# REQUIREMENTS
Restate all of the entries exactly, dropping any pictures they hold.

==== DATASET EXCERPTS ====

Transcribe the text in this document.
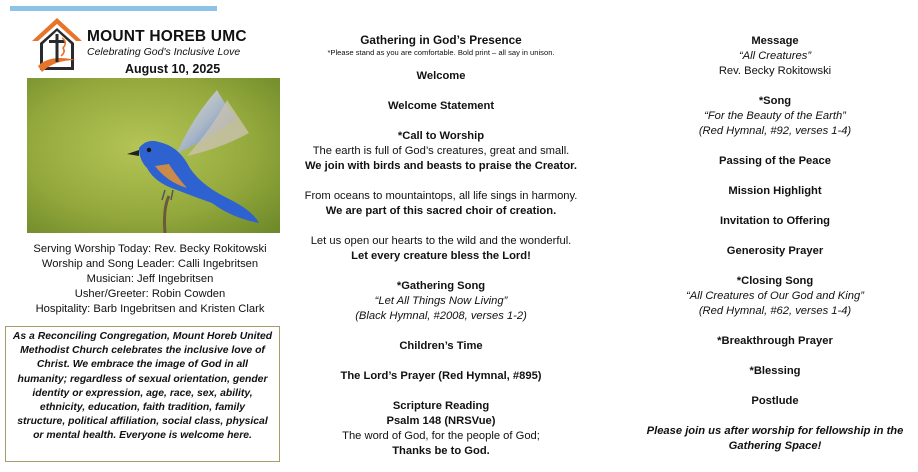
MOUNT HOREB UMC
Celebrating God's Inclusive Love
August 10, 2025
Serving Worship Today: Rev. Becky Rokitowski
Worship and Song Leader: Calli Ingebritsen
Musician: Jeff Ingebritsen
Usher/Greeter: Robin Cowden
Hospitality: Barb Ingebritsen and Kristen Clark
As a Reconciling Congregation, Mount Horeb United
Methodist Church celebrates the inclusive love of
Christ. We embrace the image of God in all
humanity; regardless of sexual orientation, gender
identity or expression, age, race, sex, ability,
ethnicity, education, faith tradition, family
structure, political affiliation, social class, physical
or mental health. Everyone is welcome here.
Gathering in God’s Presence
*Please stand as you are comfortable. Bold print – all say in unison.
Welcome
Welcome Statement
*Call to Worship
The earth is full of God’s creatures, great and small.
We join with birds and beasts to praise the Creator.
From oceans to mountaintops, all life sings in harmony.
We are part of this sacred choir of creation.
Let us open our hearts to the wild and the wonderful.
Let every creature bless the Lord!
*Gathering Song
“Let All Things Now Living”
(Black Hymnal, #2008, verses 1-2)
Children’s Time
The Lord’s Prayer (Red Hymnal, #895)
Scripture Reading
Psalm 148 (NRSVue)
The word of God, for the people of God;
Thanks be to God.
Message
“All Creatures”
Rev. Becky Rokitowski
*Song
“For the Beauty of the Earth”
(Red Hymnal, #92, verses 1-4)
Passing of the Peace
Mission Highlight
Invitation to Offering
Generosity Prayer
*Closing Song
“All Creatures of Our God and King”
(Red Hymnal, #62, verses 1-4)
*Breakthrough Prayer
*Blessing
Postlude
Please join us after worship for fellowship in the
Gathering Space!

====

# CORRECT RESULT
Transcribe the text in this document.
MOUNT HOREB UMC
Celebrating God's Inclusive Love
August 10, 2025
Serving Worship Today: Rev. Becky Rokitowski
Worship and Song Leader: Calli Ingebritsen
Musician: Jeff Ingebritsen
Usher/Greeter: Robin Cowden
Hospitality: Barb Ingebritsen and Kristen Clark
As a Reconciling Congregation, Mount Horeb United
Methodist Church celebrates the inclusive love of
Christ. We embrace the image of God in all
humanity; regardless of sexual orientation, gender
identity or expression, age, race, sex, ability,
ethnicity, education, faith tradition, family
structure, political affiliation, social class, physical
or mental health. Everyone is welcome here.
Gathering in God’s Presence
*Please stand as you are comfortable. Bold print – all say in unison.
Welcome
Welcome Statement
*Call to Worship
The earth is full of God’s creatures, great and small.
We join with birds and beasts to praise the Creator.
From oceans to mountaintops, all life sings in harmony.
We are part of this sacred choir of creation.
Let us open our hearts to the wild and the wonderful.
Let every creature bless the Lord!
*Gathering Song
“Let All Things Now Living”
(Black Hymnal, #2008, verses 1-2)
Children’s Time
The Lord’s Prayer (Red Hymnal, #895)
Scripture Reading
Psalm 148 (NRSVue)
The word of God, for the people of God;
Thanks be to God.
Message
“All Creatures”
Rev. Becky Rokitowski
*Song
“For the Beauty of the Earth”
(Red Hymnal, #92, verses 1-4)
Passing of the Peace
Mission Highlight
Invitation to Offering
Generosity Prayer
*Closing Song
“All Creatures of Our God and King”
(Red Hymnal, #62, verses 1-4)
*Breakthrough Prayer
*Blessing
Postlude
Please join us after worship for fellowship in the
Gathering Space!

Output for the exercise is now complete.